STATED TASK »
Whenever a line below holds the word "xlabel", copy that line.

RECORDS TO PROCESS »
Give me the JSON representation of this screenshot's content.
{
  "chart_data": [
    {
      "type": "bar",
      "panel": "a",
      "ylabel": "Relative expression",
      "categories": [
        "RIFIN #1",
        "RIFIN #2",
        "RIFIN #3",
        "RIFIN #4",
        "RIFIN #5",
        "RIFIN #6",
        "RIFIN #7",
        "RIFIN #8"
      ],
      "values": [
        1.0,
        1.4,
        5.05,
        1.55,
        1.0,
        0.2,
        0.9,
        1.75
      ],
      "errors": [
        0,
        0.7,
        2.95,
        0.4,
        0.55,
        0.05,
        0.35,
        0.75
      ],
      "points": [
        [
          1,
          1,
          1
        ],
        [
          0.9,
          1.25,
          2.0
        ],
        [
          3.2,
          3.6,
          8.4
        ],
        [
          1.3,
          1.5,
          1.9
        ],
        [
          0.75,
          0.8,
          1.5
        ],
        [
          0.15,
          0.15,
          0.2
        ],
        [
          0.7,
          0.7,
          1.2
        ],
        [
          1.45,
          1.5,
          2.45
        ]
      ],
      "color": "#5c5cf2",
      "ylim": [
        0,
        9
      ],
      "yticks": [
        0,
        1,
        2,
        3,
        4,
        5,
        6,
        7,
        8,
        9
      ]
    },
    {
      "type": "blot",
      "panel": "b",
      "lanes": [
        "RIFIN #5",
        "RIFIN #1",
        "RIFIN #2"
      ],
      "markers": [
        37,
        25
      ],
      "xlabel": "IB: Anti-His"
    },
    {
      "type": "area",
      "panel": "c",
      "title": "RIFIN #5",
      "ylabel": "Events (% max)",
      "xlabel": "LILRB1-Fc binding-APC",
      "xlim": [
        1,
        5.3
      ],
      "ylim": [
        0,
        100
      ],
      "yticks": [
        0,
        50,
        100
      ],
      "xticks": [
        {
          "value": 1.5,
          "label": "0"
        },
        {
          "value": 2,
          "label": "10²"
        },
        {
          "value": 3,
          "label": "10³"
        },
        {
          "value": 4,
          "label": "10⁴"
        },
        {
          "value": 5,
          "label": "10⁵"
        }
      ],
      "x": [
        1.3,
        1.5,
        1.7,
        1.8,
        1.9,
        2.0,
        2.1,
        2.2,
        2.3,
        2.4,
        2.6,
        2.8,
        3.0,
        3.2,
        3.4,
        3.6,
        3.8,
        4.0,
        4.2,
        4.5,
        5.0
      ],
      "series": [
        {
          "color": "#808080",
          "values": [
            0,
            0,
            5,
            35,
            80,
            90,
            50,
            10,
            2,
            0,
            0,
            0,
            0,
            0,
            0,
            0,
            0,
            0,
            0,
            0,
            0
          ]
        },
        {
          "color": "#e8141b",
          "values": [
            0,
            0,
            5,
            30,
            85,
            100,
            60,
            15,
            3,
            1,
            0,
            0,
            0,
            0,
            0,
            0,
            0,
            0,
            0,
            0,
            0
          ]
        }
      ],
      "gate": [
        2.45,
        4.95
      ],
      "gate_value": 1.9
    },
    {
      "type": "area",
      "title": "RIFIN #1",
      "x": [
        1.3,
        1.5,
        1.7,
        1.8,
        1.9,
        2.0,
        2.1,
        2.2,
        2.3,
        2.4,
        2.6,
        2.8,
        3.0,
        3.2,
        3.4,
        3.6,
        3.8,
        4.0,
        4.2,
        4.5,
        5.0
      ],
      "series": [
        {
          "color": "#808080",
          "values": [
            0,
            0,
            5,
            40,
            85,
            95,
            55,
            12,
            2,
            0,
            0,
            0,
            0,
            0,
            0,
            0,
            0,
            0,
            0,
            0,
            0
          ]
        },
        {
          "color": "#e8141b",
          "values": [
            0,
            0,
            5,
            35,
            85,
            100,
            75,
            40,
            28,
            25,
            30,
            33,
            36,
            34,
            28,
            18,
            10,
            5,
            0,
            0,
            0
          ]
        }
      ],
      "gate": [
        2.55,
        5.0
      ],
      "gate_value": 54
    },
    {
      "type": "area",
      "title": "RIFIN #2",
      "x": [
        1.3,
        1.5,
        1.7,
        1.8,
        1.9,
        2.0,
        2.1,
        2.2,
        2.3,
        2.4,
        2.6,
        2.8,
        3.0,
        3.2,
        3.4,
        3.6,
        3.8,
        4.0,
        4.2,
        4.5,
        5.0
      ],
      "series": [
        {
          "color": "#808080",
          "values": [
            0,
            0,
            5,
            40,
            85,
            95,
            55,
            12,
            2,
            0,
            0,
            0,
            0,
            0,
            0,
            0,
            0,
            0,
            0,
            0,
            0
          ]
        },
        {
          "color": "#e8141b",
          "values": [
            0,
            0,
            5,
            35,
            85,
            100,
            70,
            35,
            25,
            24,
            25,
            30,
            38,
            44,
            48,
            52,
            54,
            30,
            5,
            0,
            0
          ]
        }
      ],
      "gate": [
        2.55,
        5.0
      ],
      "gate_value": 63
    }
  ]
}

EXPECTED ANSWER »
      "xlabel": "IB: Anti-His"
      "xlabel": "LILRB1-Fc binding-APC",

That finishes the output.